+++ Task data

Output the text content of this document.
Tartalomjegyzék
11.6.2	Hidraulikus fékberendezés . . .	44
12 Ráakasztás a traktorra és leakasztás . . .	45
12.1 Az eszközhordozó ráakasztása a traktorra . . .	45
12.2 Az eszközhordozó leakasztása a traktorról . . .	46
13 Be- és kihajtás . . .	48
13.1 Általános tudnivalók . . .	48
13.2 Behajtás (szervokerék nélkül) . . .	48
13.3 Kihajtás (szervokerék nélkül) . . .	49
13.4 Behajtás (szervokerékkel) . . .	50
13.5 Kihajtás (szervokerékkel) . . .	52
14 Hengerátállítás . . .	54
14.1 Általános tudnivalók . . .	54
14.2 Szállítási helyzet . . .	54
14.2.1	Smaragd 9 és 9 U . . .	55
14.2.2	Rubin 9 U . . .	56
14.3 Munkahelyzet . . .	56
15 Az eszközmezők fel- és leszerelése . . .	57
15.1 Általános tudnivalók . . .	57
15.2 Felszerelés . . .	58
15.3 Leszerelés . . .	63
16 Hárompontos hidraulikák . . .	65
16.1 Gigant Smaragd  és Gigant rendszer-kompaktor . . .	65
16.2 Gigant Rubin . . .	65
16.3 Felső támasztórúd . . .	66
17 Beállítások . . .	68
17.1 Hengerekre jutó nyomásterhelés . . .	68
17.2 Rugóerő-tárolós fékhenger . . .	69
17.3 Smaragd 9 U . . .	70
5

++++++

Written request: From the listing above, pick out every line containing "Behajtás".

Exercise response:
13.2 Behajtás (szervokerék nélkül) . . .	48
13.4 Behajtás (szervokerékkel) . . .	50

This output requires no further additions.